* Stated problem
Find all lines in the records that include the word "name", and copy them out.

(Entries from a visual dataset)
########

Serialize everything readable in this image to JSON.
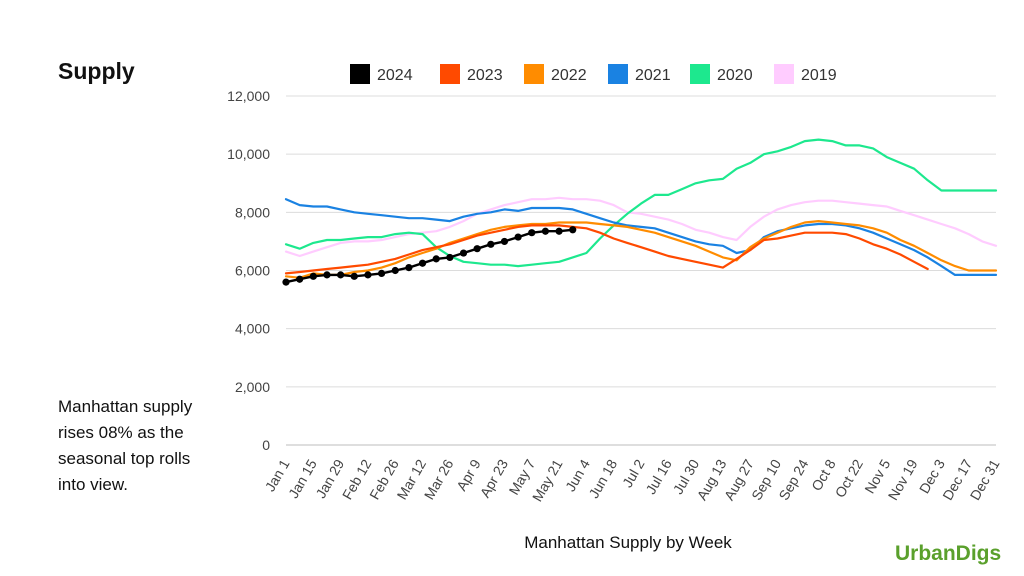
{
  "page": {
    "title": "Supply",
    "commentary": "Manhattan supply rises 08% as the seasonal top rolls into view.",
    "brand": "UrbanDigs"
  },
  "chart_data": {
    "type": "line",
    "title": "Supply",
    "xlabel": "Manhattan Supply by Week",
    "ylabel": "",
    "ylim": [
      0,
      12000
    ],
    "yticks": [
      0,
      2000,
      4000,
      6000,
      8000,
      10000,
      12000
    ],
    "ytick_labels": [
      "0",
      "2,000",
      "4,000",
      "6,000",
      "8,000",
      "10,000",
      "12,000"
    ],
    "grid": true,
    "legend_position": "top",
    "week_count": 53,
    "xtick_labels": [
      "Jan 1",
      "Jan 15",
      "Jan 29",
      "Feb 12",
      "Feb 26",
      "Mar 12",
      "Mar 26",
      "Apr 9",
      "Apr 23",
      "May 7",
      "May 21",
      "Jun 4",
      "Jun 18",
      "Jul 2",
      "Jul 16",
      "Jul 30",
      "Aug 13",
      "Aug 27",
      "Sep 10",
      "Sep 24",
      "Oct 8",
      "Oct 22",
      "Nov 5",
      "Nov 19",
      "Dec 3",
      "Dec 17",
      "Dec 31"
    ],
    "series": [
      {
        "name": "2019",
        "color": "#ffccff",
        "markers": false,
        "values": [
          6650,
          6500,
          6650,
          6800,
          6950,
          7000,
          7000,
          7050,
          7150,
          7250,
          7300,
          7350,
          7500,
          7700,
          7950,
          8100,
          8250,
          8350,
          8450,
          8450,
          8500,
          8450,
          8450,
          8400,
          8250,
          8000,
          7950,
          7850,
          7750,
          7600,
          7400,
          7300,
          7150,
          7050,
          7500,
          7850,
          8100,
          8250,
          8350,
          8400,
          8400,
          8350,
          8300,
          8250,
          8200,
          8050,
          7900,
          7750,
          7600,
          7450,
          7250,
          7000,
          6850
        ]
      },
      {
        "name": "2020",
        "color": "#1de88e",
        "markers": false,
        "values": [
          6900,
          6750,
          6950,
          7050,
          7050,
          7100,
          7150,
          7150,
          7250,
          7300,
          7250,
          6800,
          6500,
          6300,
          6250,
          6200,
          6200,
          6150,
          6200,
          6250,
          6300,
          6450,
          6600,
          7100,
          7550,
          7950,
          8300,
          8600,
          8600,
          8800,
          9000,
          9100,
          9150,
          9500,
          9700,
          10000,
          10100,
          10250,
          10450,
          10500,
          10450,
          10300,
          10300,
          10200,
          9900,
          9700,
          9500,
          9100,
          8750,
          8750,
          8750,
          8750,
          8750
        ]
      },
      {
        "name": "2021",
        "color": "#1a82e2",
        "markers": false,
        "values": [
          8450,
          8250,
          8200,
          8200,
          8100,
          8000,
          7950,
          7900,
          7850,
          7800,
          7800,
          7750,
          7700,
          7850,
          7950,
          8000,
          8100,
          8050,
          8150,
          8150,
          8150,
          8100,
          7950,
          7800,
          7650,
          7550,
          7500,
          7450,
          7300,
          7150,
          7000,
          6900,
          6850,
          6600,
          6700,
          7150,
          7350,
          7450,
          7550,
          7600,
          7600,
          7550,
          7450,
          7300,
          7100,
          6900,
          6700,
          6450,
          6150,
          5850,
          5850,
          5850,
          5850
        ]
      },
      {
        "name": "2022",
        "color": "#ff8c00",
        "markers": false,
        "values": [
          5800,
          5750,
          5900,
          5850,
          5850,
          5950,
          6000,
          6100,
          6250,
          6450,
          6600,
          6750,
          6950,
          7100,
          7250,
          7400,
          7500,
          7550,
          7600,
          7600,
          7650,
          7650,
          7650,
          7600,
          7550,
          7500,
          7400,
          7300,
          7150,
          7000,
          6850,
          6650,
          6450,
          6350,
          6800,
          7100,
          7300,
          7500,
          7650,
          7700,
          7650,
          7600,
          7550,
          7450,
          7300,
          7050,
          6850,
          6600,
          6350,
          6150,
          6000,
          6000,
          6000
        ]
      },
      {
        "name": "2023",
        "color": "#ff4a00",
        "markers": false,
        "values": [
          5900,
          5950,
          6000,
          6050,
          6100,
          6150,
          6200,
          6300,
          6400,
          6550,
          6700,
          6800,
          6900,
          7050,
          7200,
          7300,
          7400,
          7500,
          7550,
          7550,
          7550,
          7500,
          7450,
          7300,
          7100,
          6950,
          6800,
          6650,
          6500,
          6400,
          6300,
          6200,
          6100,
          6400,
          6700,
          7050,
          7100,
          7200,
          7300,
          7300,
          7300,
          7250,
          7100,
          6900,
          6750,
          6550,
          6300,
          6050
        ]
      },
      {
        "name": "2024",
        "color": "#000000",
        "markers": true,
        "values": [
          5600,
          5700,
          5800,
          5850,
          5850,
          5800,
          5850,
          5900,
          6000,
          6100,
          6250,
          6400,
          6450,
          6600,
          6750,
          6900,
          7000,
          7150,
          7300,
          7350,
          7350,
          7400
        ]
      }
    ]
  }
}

########

* Task solution
        "name": "2019",
        "name": "2020",
        "name": "2021",
        "name": "2022",
        "name": "2023",
        "name": "2024",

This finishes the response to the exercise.